*Task*: Tally the lines that include "icon". Output the number only.

(Stored data)
__________

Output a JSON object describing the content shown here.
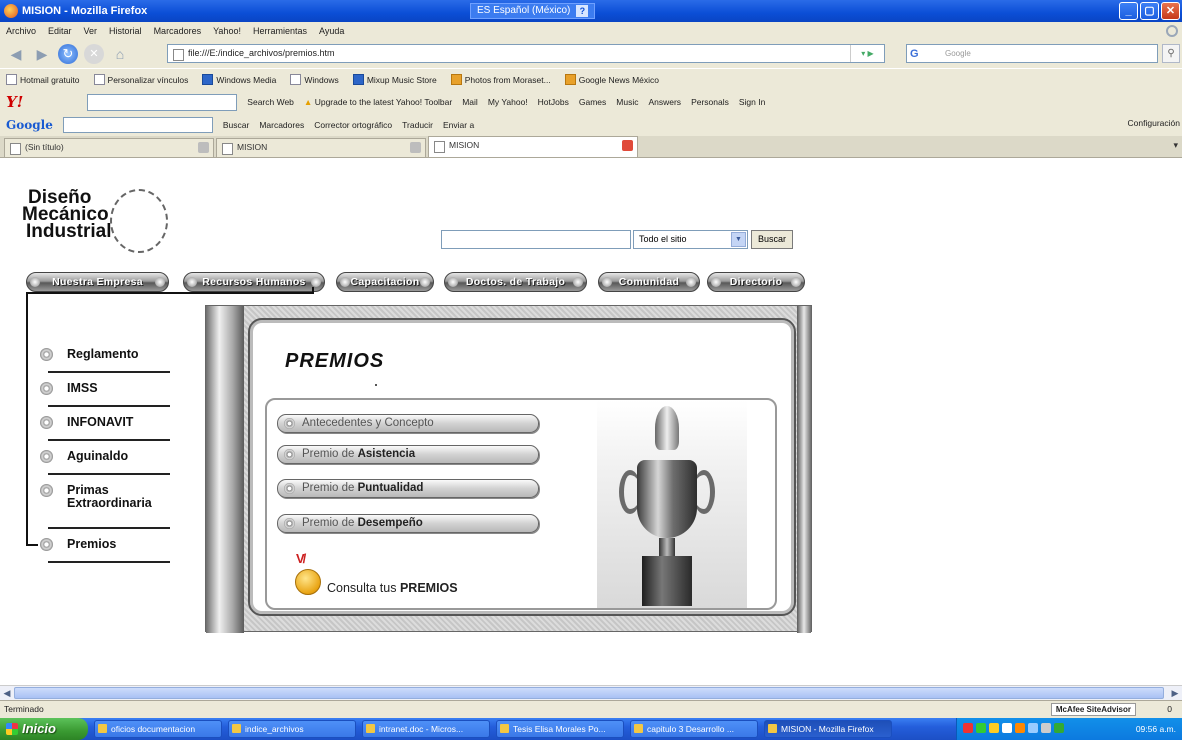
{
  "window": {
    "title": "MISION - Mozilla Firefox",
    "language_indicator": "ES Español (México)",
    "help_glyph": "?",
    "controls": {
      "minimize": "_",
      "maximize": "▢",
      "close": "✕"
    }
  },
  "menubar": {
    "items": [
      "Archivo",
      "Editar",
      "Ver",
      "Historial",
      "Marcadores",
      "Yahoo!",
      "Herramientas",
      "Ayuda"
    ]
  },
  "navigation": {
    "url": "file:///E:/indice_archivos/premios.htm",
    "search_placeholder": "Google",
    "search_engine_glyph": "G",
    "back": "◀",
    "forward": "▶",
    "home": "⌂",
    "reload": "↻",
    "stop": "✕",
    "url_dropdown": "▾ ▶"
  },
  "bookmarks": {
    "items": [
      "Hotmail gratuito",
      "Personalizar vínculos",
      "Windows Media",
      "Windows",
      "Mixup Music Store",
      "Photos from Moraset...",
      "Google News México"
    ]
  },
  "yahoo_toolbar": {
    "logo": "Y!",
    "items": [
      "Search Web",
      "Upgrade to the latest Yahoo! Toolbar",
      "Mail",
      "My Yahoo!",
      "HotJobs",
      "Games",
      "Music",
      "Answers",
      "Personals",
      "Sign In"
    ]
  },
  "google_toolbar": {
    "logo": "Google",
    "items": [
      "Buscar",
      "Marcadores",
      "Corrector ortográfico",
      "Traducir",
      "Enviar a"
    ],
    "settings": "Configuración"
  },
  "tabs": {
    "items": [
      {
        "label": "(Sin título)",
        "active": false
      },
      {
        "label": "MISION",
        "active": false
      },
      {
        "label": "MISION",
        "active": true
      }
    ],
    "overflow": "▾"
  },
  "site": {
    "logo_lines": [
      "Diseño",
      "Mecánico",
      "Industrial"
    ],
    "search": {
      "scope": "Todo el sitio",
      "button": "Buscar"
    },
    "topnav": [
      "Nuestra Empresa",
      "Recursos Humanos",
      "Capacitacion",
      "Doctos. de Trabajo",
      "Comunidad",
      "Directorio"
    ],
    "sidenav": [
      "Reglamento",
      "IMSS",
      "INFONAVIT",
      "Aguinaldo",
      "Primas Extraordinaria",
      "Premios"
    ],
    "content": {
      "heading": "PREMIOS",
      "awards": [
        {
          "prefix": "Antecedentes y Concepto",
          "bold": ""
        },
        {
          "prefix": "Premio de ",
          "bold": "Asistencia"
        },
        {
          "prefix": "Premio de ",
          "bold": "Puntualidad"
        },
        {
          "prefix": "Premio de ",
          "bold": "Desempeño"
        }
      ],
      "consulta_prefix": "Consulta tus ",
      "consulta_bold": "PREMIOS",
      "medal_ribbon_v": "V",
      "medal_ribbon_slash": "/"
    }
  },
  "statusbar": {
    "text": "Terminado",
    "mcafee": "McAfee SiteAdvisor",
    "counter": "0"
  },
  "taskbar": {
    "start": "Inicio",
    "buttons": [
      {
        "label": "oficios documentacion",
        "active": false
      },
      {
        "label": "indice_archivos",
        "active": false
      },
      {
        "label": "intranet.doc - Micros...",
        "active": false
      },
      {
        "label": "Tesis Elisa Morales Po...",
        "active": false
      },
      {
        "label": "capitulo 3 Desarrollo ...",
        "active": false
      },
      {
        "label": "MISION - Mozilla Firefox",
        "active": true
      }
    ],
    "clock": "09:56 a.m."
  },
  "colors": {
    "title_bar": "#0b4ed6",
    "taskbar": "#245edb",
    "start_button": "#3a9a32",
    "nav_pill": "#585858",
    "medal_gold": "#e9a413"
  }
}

__________

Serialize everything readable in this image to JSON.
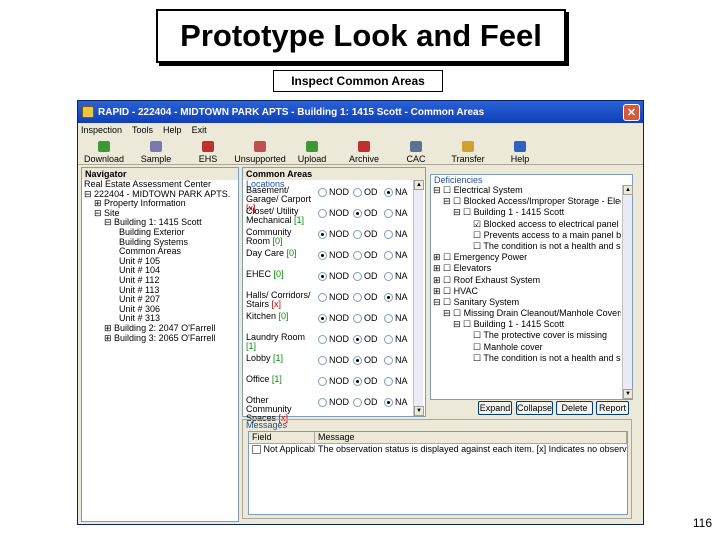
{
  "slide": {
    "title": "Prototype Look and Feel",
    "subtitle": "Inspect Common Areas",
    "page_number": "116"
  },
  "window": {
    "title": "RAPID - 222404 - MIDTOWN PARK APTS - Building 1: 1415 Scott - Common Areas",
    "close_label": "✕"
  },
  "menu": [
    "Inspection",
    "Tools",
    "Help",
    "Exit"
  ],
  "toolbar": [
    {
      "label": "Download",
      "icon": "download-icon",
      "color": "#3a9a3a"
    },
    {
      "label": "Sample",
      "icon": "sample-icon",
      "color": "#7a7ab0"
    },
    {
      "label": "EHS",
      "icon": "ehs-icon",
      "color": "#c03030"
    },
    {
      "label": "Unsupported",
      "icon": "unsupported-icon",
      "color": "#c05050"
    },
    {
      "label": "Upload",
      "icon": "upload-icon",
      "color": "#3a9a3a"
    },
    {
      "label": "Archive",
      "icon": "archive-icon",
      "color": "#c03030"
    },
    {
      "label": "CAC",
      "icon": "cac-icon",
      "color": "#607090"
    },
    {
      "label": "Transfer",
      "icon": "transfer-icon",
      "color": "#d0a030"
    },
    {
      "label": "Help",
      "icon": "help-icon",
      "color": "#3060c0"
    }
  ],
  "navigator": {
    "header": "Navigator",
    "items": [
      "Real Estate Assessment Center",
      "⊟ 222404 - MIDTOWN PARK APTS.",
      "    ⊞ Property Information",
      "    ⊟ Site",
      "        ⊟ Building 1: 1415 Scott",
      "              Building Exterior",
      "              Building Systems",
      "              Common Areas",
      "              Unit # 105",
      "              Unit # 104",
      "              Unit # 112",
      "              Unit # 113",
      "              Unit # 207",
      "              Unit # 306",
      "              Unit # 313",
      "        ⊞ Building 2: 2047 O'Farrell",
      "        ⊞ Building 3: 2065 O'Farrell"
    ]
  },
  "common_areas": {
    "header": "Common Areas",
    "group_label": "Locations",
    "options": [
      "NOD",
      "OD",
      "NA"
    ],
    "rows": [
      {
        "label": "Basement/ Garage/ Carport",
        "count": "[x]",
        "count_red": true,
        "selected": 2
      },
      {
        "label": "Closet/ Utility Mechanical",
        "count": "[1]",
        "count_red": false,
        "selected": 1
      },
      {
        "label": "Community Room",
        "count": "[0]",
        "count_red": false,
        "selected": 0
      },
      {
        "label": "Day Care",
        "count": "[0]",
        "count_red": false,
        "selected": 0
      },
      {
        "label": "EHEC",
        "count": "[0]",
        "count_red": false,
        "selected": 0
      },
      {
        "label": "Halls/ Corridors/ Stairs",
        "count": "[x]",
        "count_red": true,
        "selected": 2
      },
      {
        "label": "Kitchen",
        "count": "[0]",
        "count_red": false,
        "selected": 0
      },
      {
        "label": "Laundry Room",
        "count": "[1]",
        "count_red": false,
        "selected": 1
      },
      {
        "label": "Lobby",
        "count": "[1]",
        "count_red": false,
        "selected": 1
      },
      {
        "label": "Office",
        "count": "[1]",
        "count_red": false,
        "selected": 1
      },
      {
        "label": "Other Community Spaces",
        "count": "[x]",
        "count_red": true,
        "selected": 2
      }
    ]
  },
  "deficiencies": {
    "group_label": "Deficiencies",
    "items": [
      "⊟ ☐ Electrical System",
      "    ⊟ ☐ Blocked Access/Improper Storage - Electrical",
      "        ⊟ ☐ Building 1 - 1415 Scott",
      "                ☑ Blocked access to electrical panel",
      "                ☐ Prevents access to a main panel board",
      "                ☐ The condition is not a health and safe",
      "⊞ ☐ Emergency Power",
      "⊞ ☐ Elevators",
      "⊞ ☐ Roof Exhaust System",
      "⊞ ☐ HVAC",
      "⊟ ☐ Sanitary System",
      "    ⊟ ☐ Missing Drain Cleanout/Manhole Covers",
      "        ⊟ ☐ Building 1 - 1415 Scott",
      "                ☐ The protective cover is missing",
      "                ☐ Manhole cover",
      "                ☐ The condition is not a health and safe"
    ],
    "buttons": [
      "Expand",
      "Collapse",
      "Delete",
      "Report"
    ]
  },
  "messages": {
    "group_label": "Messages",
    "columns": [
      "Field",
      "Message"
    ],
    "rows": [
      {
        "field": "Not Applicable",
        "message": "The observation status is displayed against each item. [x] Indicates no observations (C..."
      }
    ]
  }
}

__________

*Result of the task*: 9